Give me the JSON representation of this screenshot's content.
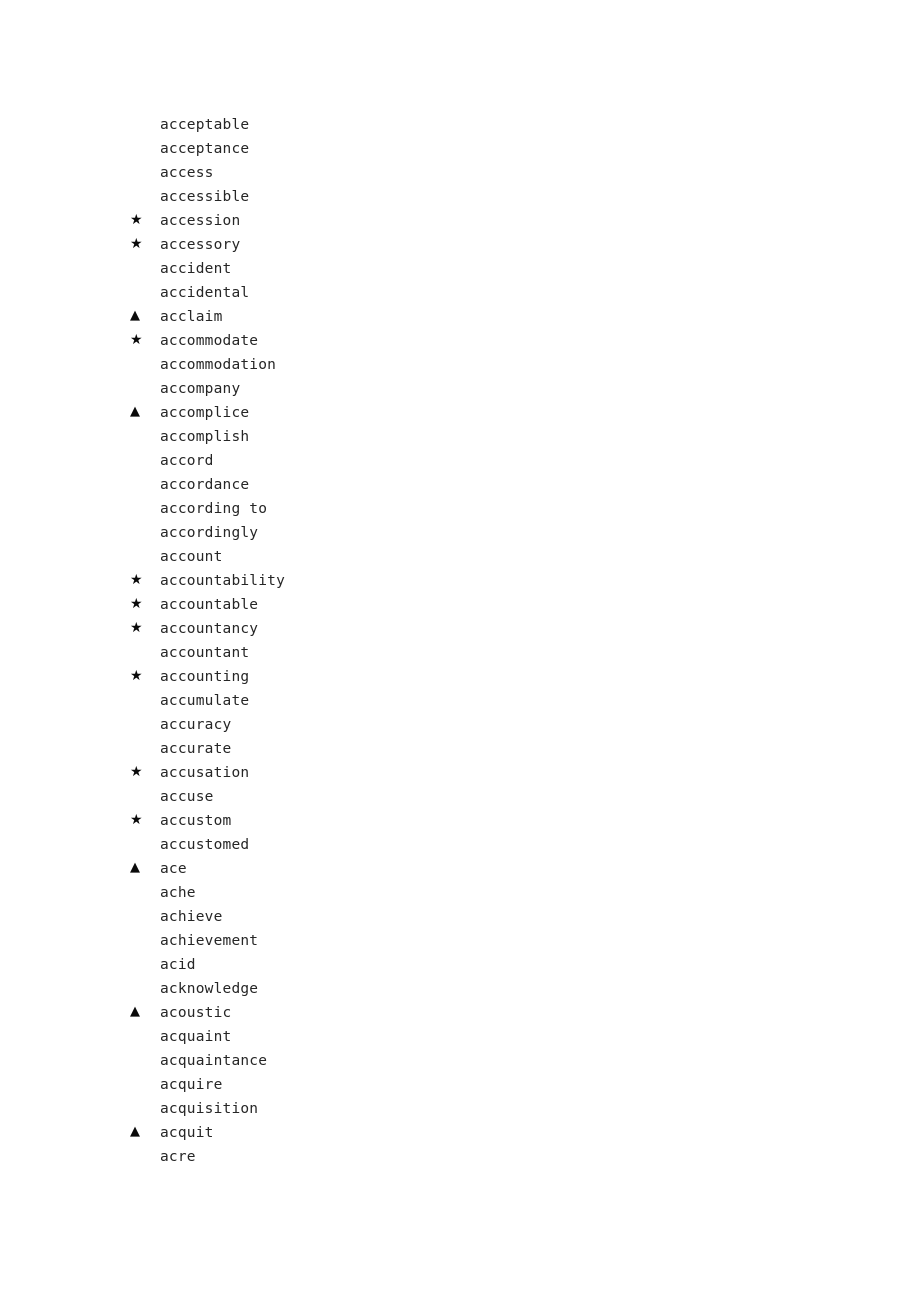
{
  "document": {
    "type": "vocabulary-word-list",
    "markers": {
      "star": "★",
      "triangle": "▲",
      "none": ""
    },
    "marker_names": {
      "star": "star-marker-icon",
      "triangle": "triangle-marker-icon",
      "none": "no-marker"
    },
    "colors": {
      "text": "#262626",
      "marker": "#0a0a0a",
      "background": "#ffffff"
    },
    "entries": [
      {
        "marker": "none",
        "word": "acceptable"
      },
      {
        "marker": "none",
        "word": "acceptance"
      },
      {
        "marker": "none",
        "word": "access"
      },
      {
        "marker": "none",
        "word": "accessible"
      },
      {
        "marker": "star",
        "word": "accession"
      },
      {
        "marker": "star",
        "word": "accessory"
      },
      {
        "marker": "none",
        "word": "accident"
      },
      {
        "marker": "none",
        "word": "accidental"
      },
      {
        "marker": "triangle",
        "word": "acclaim"
      },
      {
        "marker": "star",
        "word": "accommodate"
      },
      {
        "marker": "none",
        "word": "accommodation"
      },
      {
        "marker": "none",
        "word": "accompany"
      },
      {
        "marker": "triangle",
        "word": "accomplice"
      },
      {
        "marker": "none",
        "word": "accomplish"
      },
      {
        "marker": "none",
        "word": "accord"
      },
      {
        "marker": "none",
        "word": "accordance"
      },
      {
        "marker": "none",
        "word": "according to"
      },
      {
        "marker": "none",
        "word": "accordingly"
      },
      {
        "marker": "none",
        "word": "account"
      },
      {
        "marker": "star",
        "word": "accountability"
      },
      {
        "marker": "star",
        "word": "accountable"
      },
      {
        "marker": "star",
        "word": "accountancy"
      },
      {
        "marker": "none",
        "word": "accountant"
      },
      {
        "marker": "star",
        "word": "accounting"
      },
      {
        "marker": "none",
        "word": "accumulate"
      },
      {
        "marker": "none",
        "word": "accuracy"
      },
      {
        "marker": "none",
        "word": "accurate"
      },
      {
        "marker": "star",
        "word": "accusation"
      },
      {
        "marker": "none",
        "word": "accuse"
      },
      {
        "marker": "star",
        "word": "accustom"
      },
      {
        "marker": "none",
        "word": "accustomed"
      },
      {
        "marker": "triangle",
        "word": "ace"
      },
      {
        "marker": "none",
        "word": "ache"
      },
      {
        "marker": "none",
        "word": "achieve"
      },
      {
        "marker": "none",
        "word": "achievement"
      },
      {
        "marker": "none",
        "word": "acid"
      },
      {
        "marker": "none",
        "word": "acknowledge"
      },
      {
        "marker": "triangle",
        "word": "acoustic"
      },
      {
        "marker": "none",
        "word": "acquaint"
      },
      {
        "marker": "none",
        "word": "acquaintance"
      },
      {
        "marker": "none",
        "word": "acquire"
      },
      {
        "marker": "none",
        "word": "acquisition"
      },
      {
        "marker": "triangle",
        "word": "acquit"
      },
      {
        "marker": "none",
        "word": "acre"
      }
    ]
  }
}
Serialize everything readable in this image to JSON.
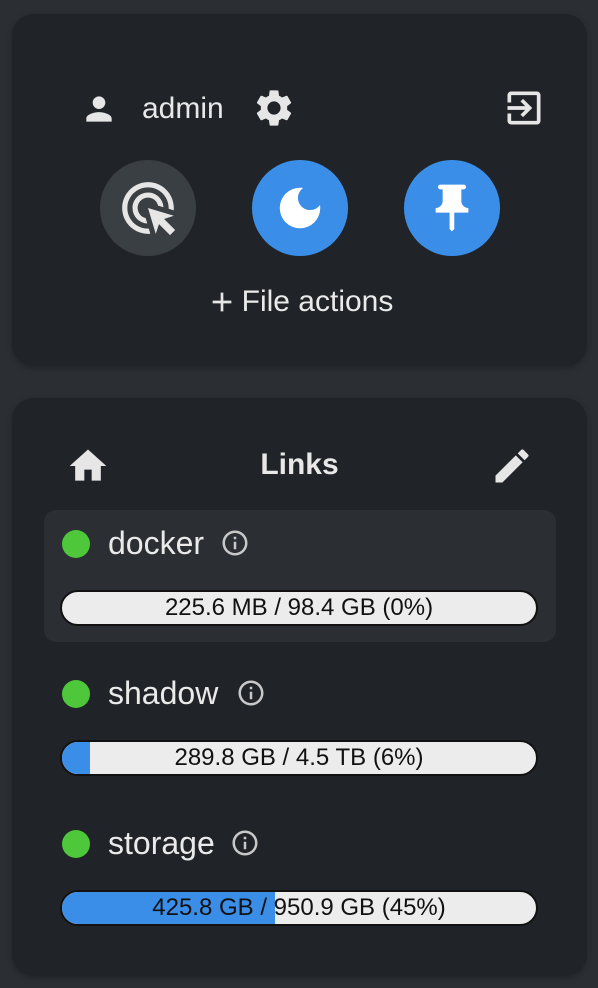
{
  "user": {
    "username": "admin"
  },
  "actions": {
    "file_actions_label": "File actions"
  },
  "links_panel": {
    "title": "Links",
    "items": [
      {
        "name": "docker",
        "usage": "225.6 MB / 98.4 GB (0%)",
        "percent": 0,
        "status": "online",
        "status_color": "#4ec73a"
      },
      {
        "name": "shadow",
        "usage": "289.8 GB / 4.5 TB (6%)",
        "percent": 6,
        "status": "online",
        "status_color": "#4ec73a"
      },
      {
        "name": "storage",
        "usage": "425.8 GB / 950.9 GB (45%)",
        "percent": 45,
        "status": "online",
        "status_color": "#4ec73a"
      }
    ]
  },
  "colors": {
    "accent": "#3b8ee8",
    "background": "#2b2f34",
    "card": "#202428",
    "status_online": "#4ec73a"
  }
}
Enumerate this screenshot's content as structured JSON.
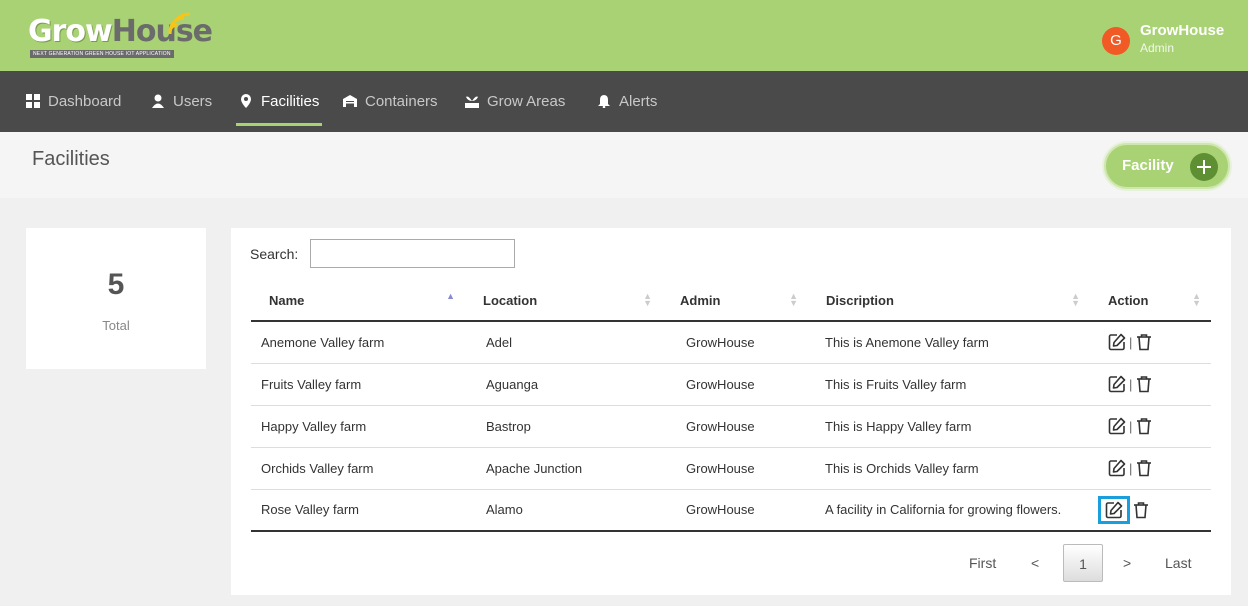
{
  "app": {
    "logo_main": "Grow",
    "logo_accent": "House",
    "logo_tagline": "NEXT GENERATION GREEN HOUSE IOT APPLICATION",
    "brand_color": "#a8d273",
    "nav_color": "#4a4a4a"
  },
  "user": {
    "initial": "G",
    "name": "GrowHouse",
    "role": "Admin"
  },
  "nav": {
    "items": [
      {
        "label": "Dashboard",
        "icon": "dashboard-icon"
      },
      {
        "label": "Users",
        "icon": "user-icon"
      },
      {
        "label": "Facilities",
        "icon": "location-pin-icon",
        "active": true
      },
      {
        "label": "Containers",
        "icon": "container-icon"
      },
      {
        "label": "Grow Areas",
        "icon": "grow-area-icon"
      },
      {
        "label": "Alerts",
        "icon": "bell-icon"
      }
    ]
  },
  "page": {
    "title": "Facilities",
    "add_label": "Facility"
  },
  "summary": {
    "total_value": "5",
    "total_label": "Total"
  },
  "table": {
    "search_label": "Search:",
    "search_value": "",
    "columns": [
      "Name",
      "Location",
      "Admin",
      "Discription",
      "Action"
    ],
    "rows": [
      {
        "name": "Anemone Valley farm",
        "location": "Adel",
        "admin": "GrowHouse",
        "description": "This is Anemone Valley farm"
      },
      {
        "name": "Fruits Valley farm",
        "location": "Aguanga",
        "admin": "GrowHouse",
        "description": "This is Fruits Valley farm"
      },
      {
        "name": "Happy Valley farm",
        "location": "Bastrop",
        "admin": "GrowHouse",
        "description": "This is Happy Valley farm"
      },
      {
        "name": "Orchids Valley farm",
        "location": "Apache Junction",
        "admin": "GrowHouse",
        "description": "This is Orchids Valley farm"
      },
      {
        "name": "Rose Valley farm",
        "location": "Alamo",
        "admin": "GrowHouse",
        "description": "A facility in California for growing flowers."
      }
    ],
    "action_separator": "|"
  },
  "pagination": {
    "first": "First",
    "prev": "<",
    "current": "1",
    "next": ">",
    "last": "Last"
  }
}
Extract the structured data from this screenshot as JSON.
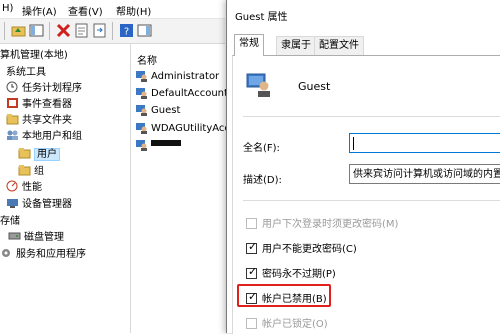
{
  "menu": {
    "items": [
      {
        "label": "H)"
      },
      {
        "label": "操作(A)"
      },
      {
        "label": "查看(V)"
      },
      {
        "label": "帮助(H)"
      }
    ]
  },
  "tree": {
    "items": [
      {
        "label": "算机管理(本地)"
      },
      {
        "label": "系统工具"
      },
      {
        "label": "任务计划程序"
      },
      {
        "label": "事件查看器"
      },
      {
        "label": "共享文件夹"
      },
      {
        "label": "本地用户和组"
      },
      {
        "label": "用户"
      },
      {
        "label": "组"
      },
      {
        "label": "性能"
      },
      {
        "label": "设备管理器"
      },
      {
        "label": "存储"
      },
      {
        "label": "磁盘管理"
      },
      {
        "label": "服务和应用程序"
      }
    ]
  },
  "list": {
    "header": "名称",
    "rows": [
      {
        "label": "Administrator"
      },
      {
        "label": "DefaultAccount"
      },
      {
        "label": "Guest"
      },
      {
        "label": "WDAGUtilityAcc"
      },
      {
        "label": ""
      }
    ]
  },
  "dialog": {
    "title": "Guest 属性",
    "tabs": [
      {
        "label": "常规"
      },
      {
        "label": "隶属于"
      },
      {
        "label": "配置文件"
      }
    ],
    "user_name": "Guest",
    "fullname_label": "全名(F):",
    "fullname_value": "",
    "description_label": "描述(D):",
    "description_value": "供来宾访问计算机或访问域的内置",
    "checkboxes": [
      {
        "label": "用户下次登录时须更改密码(M)",
        "checked": false,
        "enabled": false
      },
      {
        "label": "用户不能更改密码(C)",
        "checked": true,
        "enabled": true
      },
      {
        "label": "密码永不过期(P)",
        "checked": true,
        "enabled": true
      },
      {
        "label": "帐户已禁用(B)",
        "checked": true,
        "enabled": true,
        "highlighted": true
      },
      {
        "label": "帐户已锁定(O)",
        "checked": false,
        "enabled": false
      }
    ]
  },
  "colors": {
    "highlight_border": "#e0201b",
    "selection_bg": "#cce8ff"
  }
}
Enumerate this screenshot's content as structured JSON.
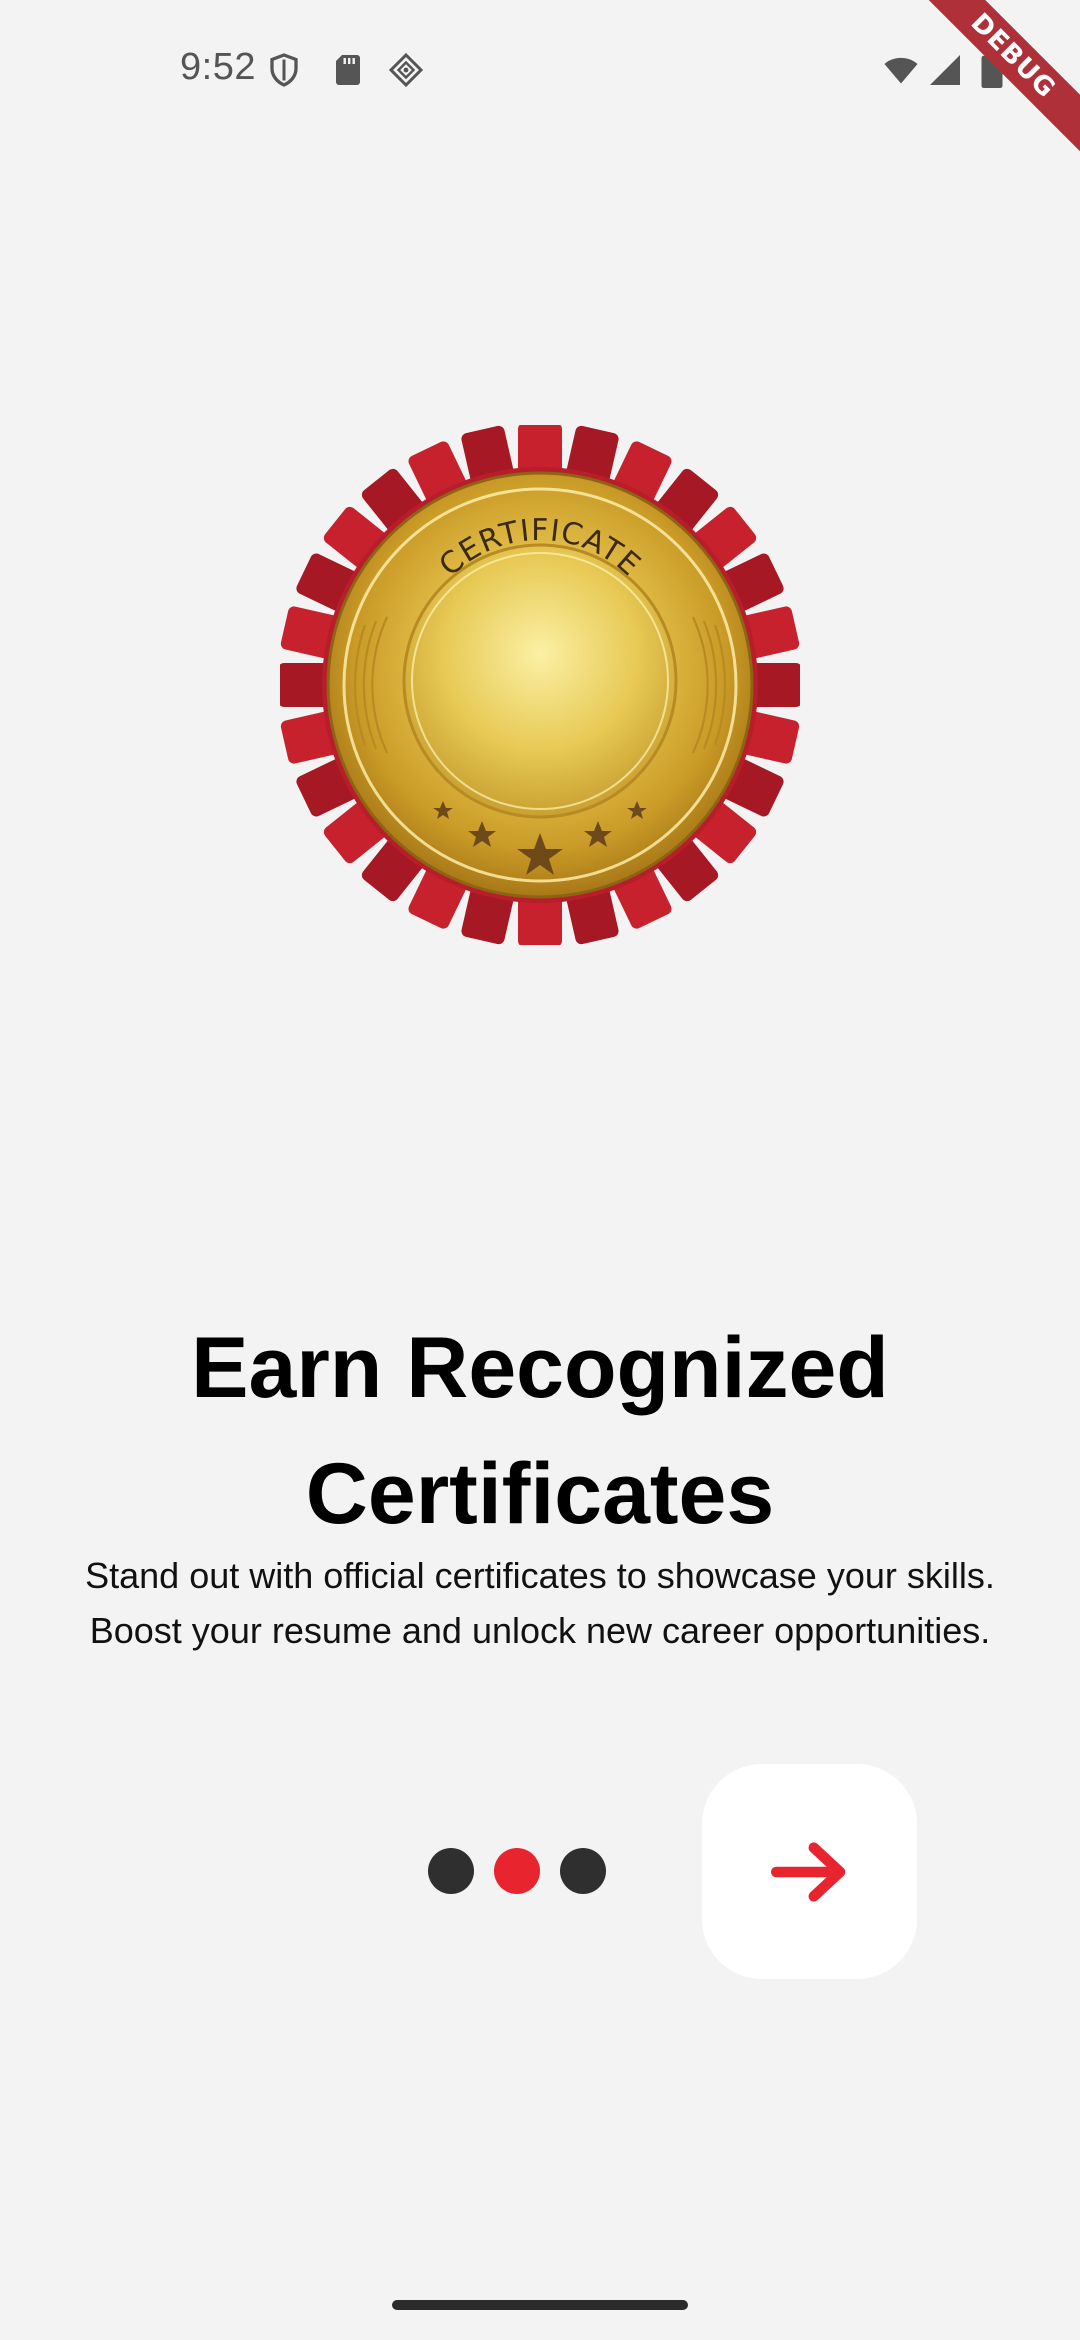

Task to complete
Tell how many lines include "screenshot". The number is the whole answer.

Correct answer
4